Supplied entries: Begin
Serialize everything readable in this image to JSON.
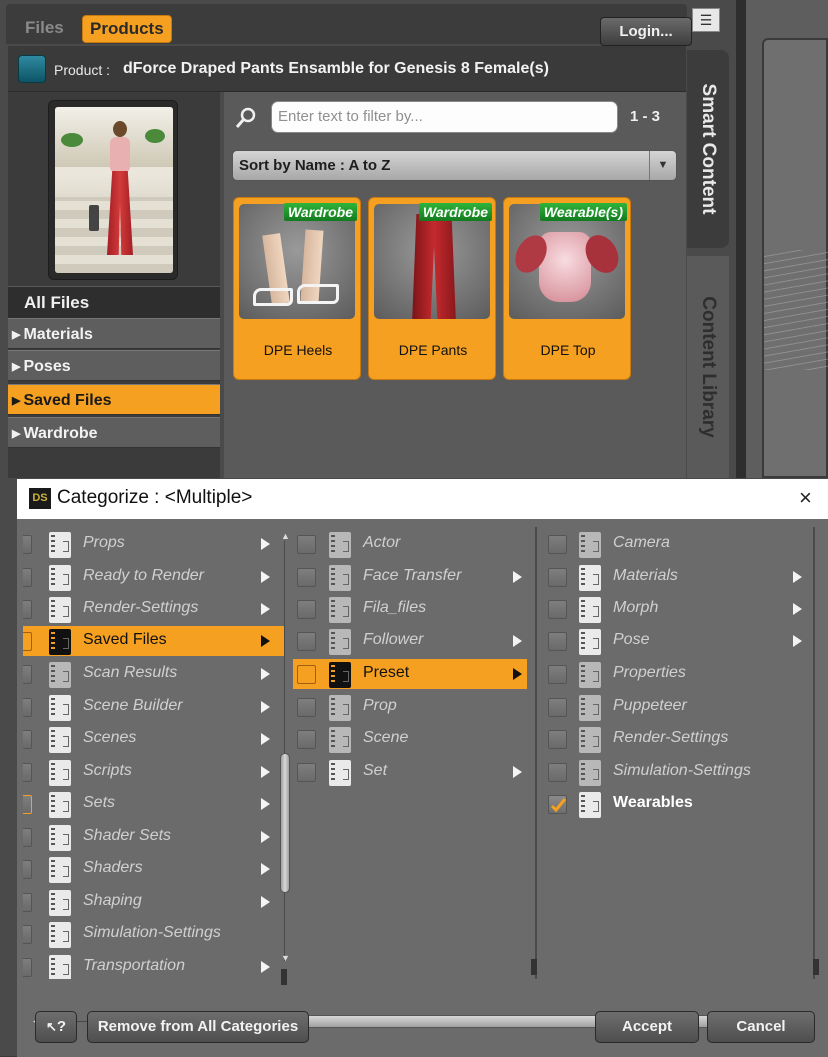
{
  "header": {
    "tabs": [
      "Files",
      "Products"
    ],
    "login_label": "Login...",
    "menu_icon": "☰"
  },
  "product": {
    "key": "Product :",
    "name": "dForce Draped Pants Ensamble for Genesis 8 Female(s)"
  },
  "side_tabs": {
    "smart_content": "Smart Content",
    "content_library": "Content Library"
  },
  "categories": {
    "all_files": "All Files",
    "items": [
      "Materials",
      "Poses",
      "Saved Files",
      "Wardrobe"
    ],
    "selected": "Saved Files"
  },
  "filter": {
    "placeholder": "Enter text to filter by...",
    "range": "1 - 3"
  },
  "sort": {
    "label": "Sort by Name : A to Z"
  },
  "cards": [
    {
      "badge": "Wardrobe",
      "label": "DPE Heels"
    },
    {
      "badge": "Wardrobe",
      "label": "DPE Pants"
    },
    {
      "badge": "Wearable(s)",
      "label": "DPE Top"
    }
  ],
  "dialog": {
    "app_icon": "DS",
    "title": "Categorize : <Multiple>",
    "close": "×",
    "col1": [
      "Props",
      "Ready to Render",
      "Render-Settings",
      "Saved Files",
      "Scan Results",
      "Scene Builder",
      "Scenes",
      "Scripts",
      "Sets",
      "Shader Sets",
      "Shaders",
      "Shaping",
      "Simulation-Settings",
      "Transportation"
    ],
    "col2": [
      "Actor",
      "Face Transfer",
      "Fila_files",
      "Follower",
      "Preset",
      "Prop",
      "Scene",
      "Set"
    ],
    "col3": [
      "Camera",
      "Materials",
      "Morph",
      "Pose",
      "Properties",
      "Puppeteer",
      "Render-Settings",
      "Simulation-Settings",
      "Wearables"
    ],
    "buttons": {
      "help": "?",
      "remove": "Remove from All Categories",
      "accept": "Accept",
      "cancel": "Cancel"
    }
  },
  "colors": {
    "accent": "#f5a020",
    "badge_green": "#1f9a2c"
  }
}
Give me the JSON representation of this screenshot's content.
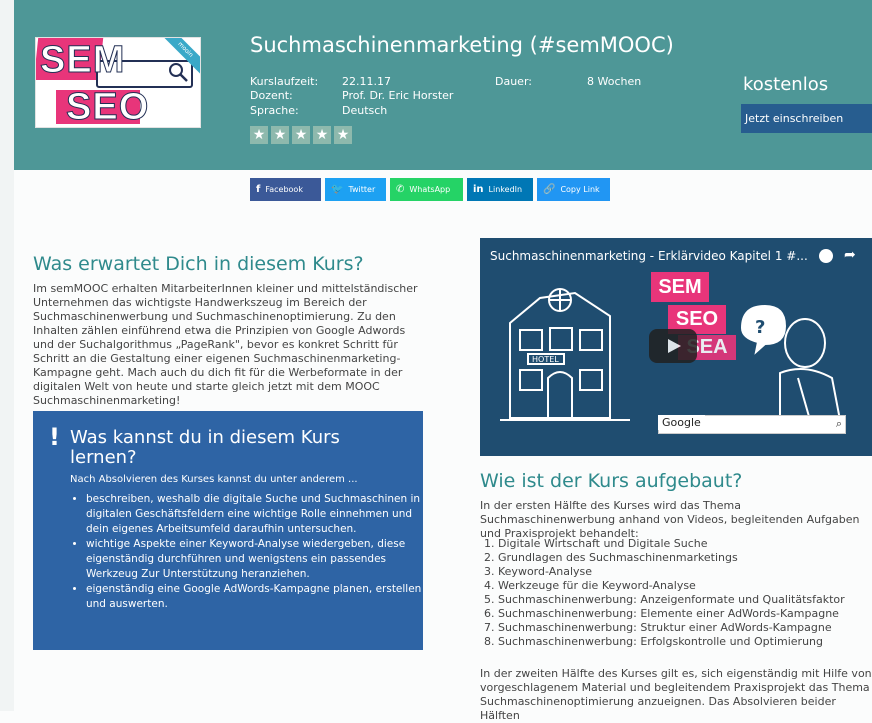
Supplied entries: End
(What you should do): Scan the lines above, and whenever one holds the string "JSON", copy it.

(Written response):
Serialize everything readable in this image to JSON.
Give me the JSON representation of this screenshot's content.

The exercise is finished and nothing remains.